*WHAT TO DO*. Write the entries out again exactly as they stand, but without the pictures.

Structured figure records
· · · · · · ·

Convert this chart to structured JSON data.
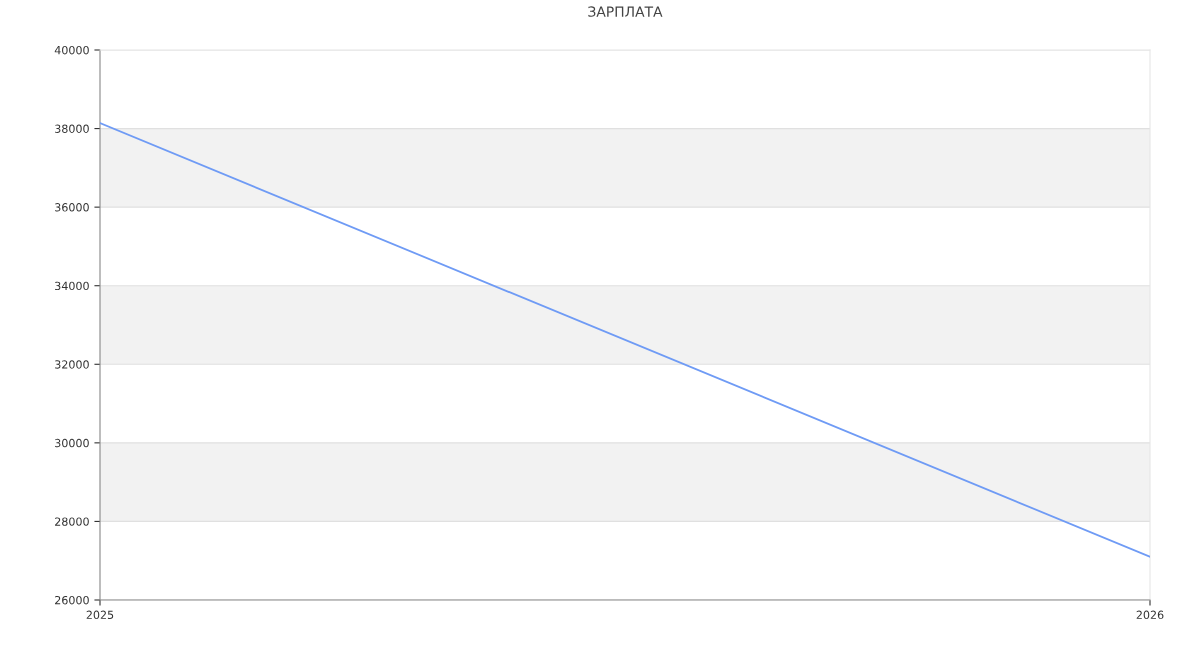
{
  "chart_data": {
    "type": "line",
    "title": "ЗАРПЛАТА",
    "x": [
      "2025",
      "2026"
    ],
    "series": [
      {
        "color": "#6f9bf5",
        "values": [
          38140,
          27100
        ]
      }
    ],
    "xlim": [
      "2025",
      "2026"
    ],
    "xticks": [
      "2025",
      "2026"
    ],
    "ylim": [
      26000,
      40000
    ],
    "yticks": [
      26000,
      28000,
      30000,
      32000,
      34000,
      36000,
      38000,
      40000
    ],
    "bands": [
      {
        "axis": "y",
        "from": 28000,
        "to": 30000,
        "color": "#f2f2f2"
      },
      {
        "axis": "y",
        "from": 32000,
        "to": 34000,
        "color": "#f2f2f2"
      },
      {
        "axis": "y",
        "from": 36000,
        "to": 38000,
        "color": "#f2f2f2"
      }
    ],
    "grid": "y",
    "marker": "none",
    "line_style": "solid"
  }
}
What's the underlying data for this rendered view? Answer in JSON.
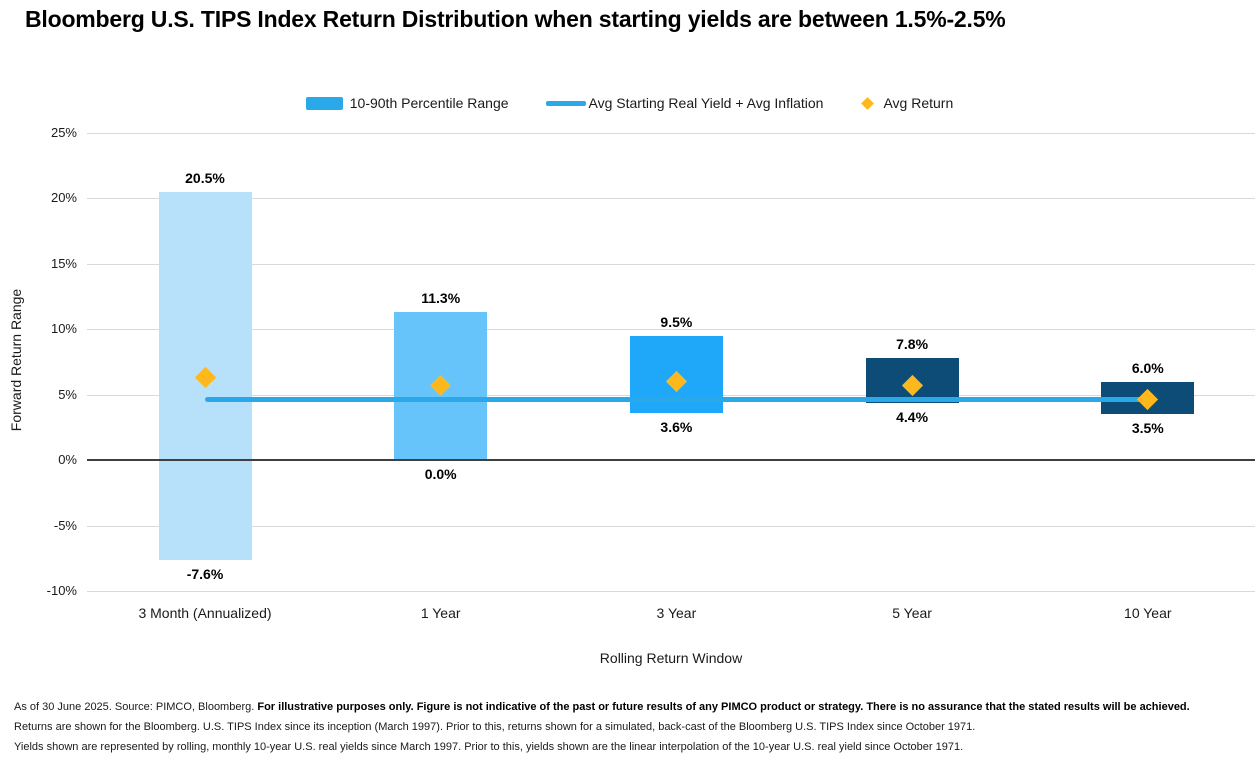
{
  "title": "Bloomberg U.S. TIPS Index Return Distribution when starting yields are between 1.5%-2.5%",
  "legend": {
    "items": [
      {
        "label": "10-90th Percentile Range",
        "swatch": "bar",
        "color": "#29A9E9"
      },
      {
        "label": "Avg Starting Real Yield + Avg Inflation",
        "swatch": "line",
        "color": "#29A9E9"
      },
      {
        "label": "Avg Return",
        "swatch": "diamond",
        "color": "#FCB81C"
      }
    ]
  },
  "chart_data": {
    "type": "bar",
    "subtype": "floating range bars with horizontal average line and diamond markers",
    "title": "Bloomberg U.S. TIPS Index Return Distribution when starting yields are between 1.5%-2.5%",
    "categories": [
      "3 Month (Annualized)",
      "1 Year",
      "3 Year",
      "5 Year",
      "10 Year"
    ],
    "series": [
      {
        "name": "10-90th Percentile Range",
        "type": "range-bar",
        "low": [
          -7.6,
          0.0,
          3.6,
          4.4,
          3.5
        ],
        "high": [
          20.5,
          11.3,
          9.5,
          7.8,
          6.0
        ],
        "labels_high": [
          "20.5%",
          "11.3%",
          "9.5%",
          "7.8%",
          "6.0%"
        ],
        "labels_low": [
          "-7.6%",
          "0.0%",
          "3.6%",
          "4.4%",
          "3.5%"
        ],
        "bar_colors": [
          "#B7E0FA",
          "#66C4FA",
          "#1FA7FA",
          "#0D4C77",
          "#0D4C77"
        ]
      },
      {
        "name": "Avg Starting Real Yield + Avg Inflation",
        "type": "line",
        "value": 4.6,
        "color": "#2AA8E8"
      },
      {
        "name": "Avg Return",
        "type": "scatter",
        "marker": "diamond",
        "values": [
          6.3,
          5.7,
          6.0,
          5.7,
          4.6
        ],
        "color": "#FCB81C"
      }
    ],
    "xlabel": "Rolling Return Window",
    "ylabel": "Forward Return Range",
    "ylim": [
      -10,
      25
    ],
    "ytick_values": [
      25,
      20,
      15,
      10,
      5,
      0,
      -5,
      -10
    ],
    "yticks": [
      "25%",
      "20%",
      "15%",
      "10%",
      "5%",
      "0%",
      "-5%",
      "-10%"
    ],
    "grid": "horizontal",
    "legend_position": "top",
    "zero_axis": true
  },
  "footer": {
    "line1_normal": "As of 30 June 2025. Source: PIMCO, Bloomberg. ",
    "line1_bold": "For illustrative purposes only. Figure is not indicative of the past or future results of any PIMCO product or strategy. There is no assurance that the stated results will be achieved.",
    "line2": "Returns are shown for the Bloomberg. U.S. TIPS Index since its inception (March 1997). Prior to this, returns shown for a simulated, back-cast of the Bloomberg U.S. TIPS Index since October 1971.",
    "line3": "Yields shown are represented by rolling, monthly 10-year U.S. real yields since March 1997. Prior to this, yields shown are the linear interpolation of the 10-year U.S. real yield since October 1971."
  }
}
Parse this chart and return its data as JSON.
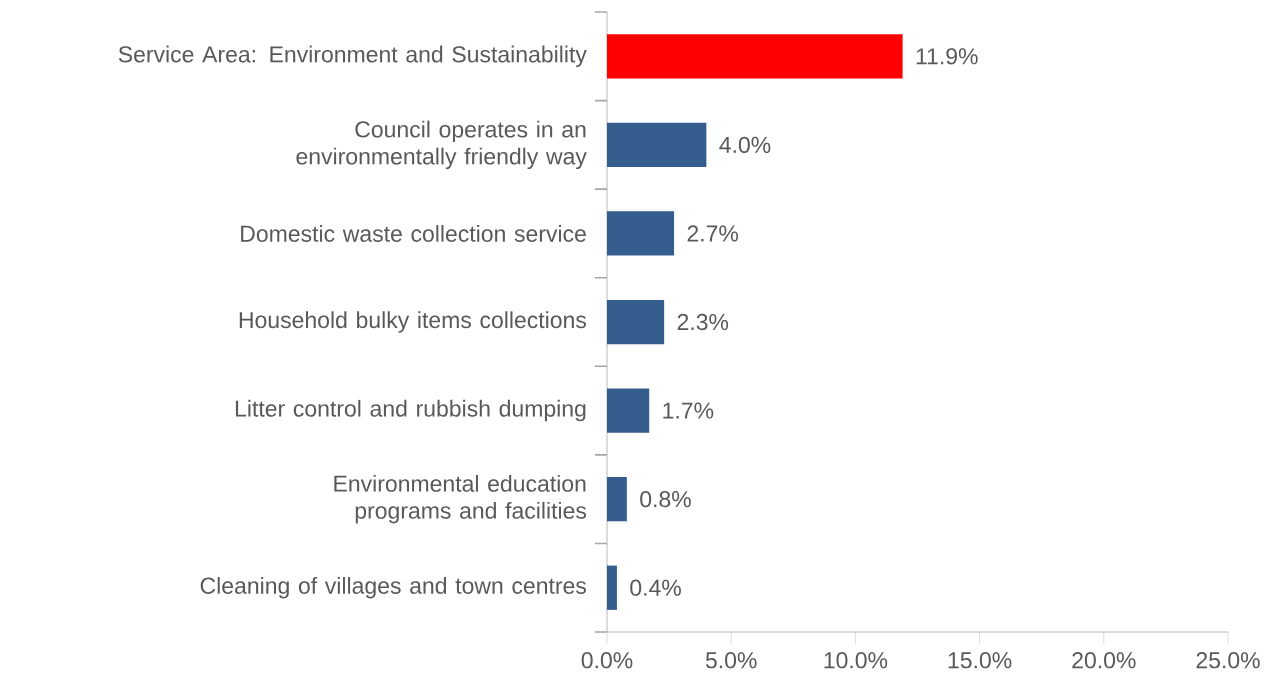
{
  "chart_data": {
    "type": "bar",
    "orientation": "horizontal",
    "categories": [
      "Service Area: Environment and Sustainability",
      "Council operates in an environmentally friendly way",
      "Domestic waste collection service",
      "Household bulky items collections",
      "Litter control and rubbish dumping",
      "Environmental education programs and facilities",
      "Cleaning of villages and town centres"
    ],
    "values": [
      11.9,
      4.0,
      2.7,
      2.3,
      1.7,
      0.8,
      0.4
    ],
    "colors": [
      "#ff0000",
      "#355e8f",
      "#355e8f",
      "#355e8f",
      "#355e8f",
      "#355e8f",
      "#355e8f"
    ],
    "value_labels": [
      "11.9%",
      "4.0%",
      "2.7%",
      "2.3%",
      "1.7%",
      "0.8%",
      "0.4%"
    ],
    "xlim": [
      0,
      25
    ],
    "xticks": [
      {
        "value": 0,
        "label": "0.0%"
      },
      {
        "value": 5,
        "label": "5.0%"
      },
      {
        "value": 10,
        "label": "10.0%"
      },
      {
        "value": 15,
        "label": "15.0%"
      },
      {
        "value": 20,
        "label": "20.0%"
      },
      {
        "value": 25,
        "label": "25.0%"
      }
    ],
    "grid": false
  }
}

· · · · · · ·

*TASK RESPONSE*.
Convert this chart to structured JSON data.
{
  "chart_data": {
    "type": "line",
    "title": "ЗАРПЛАТА",
    "x": [
      "2025",
      "2026"
    ],
    "series": [
      {
        "color": "#6f9bf5",
        "values": [
          38140,
          27100
        ]
      }
    ],
    "xlim": [
      "2025",
      "2026"
    ],
    "xticks": [
      "2025",
      "2026"
    ],
    "ylim": [
      26000,
      40000
    ],
    "yticks": [
      26000,
      28000,
      30000,
      32000,
      34000,
      36000,
      38000,
      40000
    ],
    "bands": [
      {
        "axis": "y",
        "from": 28000,
        "to": 30000,
        "color": "#f2f2f2"
      },
      {
        "axis": "y",
        "from": 32000,
        "to": 34000,
        "color": "#f2f2f2"
      },
      {
        "axis": "y",
        "from": 36000,
        "to": 38000,
        "color": "#f2f2f2"
      }
    ],
    "grid": "y",
    "marker": "none",
    "line_style": "solid"
  }
}
What's the underlying data for this rendered view? Answer in JSON.
{
  "title": "Bloomberg U.S. TIPS Index Return Distribution when starting yields are between 1.5%-2.5%",
  "legend": {
    "items": [
      {
        "label": "10-90th Percentile Range",
        "swatch": "bar",
        "color": "#29A9E9"
      },
      {
        "label": "Avg Starting Real Yield + Avg Inflation",
        "swatch": "line",
        "color": "#29A9E9"
      },
      {
        "label": "Avg Return",
        "swatch": "diamond",
        "color": "#FCB81C"
      }
    ]
  },
  "chart_data": {
    "type": "bar",
    "subtype": "floating range bars with horizontal average line and diamond markers",
    "title": "Bloomberg U.S. TIPS Index Return Distribution when starting yields are between 1.5%-2.5%",
    "categories": [
      "3 Month (Annualized)",
      "1 Year",
      "3 Year",
      "5 Year",
      "10 Year"
    ],
    "series": [
      {
        "name": "10-90th Percentile Range",
        "type": "range-bar",
        "low": [
          -7.6,
          0.0,
          3.6,
          4.4,
          3.5
        ],
        "high": [
          20.5,
          11.3,
          9.5,
          7.8,
          6.0
        ],
        "labels_high": [
          "20.5%",
          "11.3%",
          "9.5%",
          "7.8%",
          "6.0%"
        ],
        "labels_low": [
          "-7.6%",
          "0.0%",
          "3.6%",
          "4.4%",
          "3.5%"
        ],
        "bar_colors": [
          "#B7E0FA",
          "#66C4FA",
          "#1FA7FA",
          "#0D4C77",
          "#0D4C77"
        ]
      },
      {
        "name": "Avg Starting Real Yield + Avg Inflation",
        "type": "line",
        "value": 4.6,
        "color": "#2AA8E8"
      },
      {
        "name": "Avg Return",
        "type": "scatter",
        "marker": "diamond",
        "values": [
          6.3,
          5.7,
          6.0,
          5.7,
          4.6
        ],
        "color": "#FCB81C"
      }
    ],
    "xlabel": "Rolling Return Window",
    "ylabel": "Forward Return Range",
    "ylim": [
      -10,
      25
    ],
    "ytick_values": [
      25,
      20,
      15,
      10,
      5,
      0,
      -5,
      -10
    ],
    "yticks": [
      "25%",
      "20%",
      "15%",
      "10%",
      "5%",
      "0%",
      "-5%",
      "-10%"
    ],
    "grid": "horizontal",
    "legend_position": "top",
    "zero_axis": true
  },
  "footer": {
    "line1_normal": "As of 30 June 2025. Source: PIMCO, Bloomberg. ",
    "line1_bold": "For illustrative purposes only. Figure is not indicative of the past or future results of any PIMCO product or strategy. There is no assurance that the stated results will be achieved.",
    "line2": "Returns are shown for the Bloomberg. U.S. TIPS Index since its inception (March 1997). Prior to this, returns shown for a simulated, back-cast of the Bloomberg U.S. TIPS Index since October 1971.",
    "line3": "Yields shown are represented by rolling, monthly 10-year U.S. real yields since March 1997. Prior to this, yields shown are the linear interpolation of the 10-year U.S. real yield since October 1971."
  }
}
Parse this chart and return its data as JSON.
{
  "chart_data": {
    "type": "bar",
    "orientation": "horizontal",
    "categories": [
      "Service Area: Environment and Sustainability",
      "Council operates in an environmentally friendly way",
      "Domestic waste collection service",
      "Household bulky items collections",
      "Litter control and rubbish dumping",
      "Environmental education programs and facilities",
      "Cleaning of villages and town centres"
    ],
    "values": [
      11.9,
      4.0,
      2.7,
      2.3,
      1.7,
      0.8,
      0.4
    ],
    "colors": [
      "#ff0000",
      "#355e8f",
      "#355e8f",
      "#355e8f",
      "#355e8f",
      "#355e8f",
      "#355e8f"
    ],
    "value_labels": [
      "11.9%",
      "4.0%",
      "2.7%",
      "2.3%",
      "1.7%",
      "0.8%",
      "0.4%"
    ],
    "xlim": [
      0,
      25
    ],
    "xticks": [
      {
        "value": 0,
        "label": "0.0%"
      },
      {
        "value": 5,
        "label": "5.0%"
      },
      {
        "value": 10,
        "label": "10.0%"
      },
      {
        "value": 15,
        "label": "15.0%"
      },
      {
        "value": 20,
        "label": "20.0%"
      },
      {
        "value": 25,
        "label": "25.0%"
      }
    ],
    "grid": false
  }
}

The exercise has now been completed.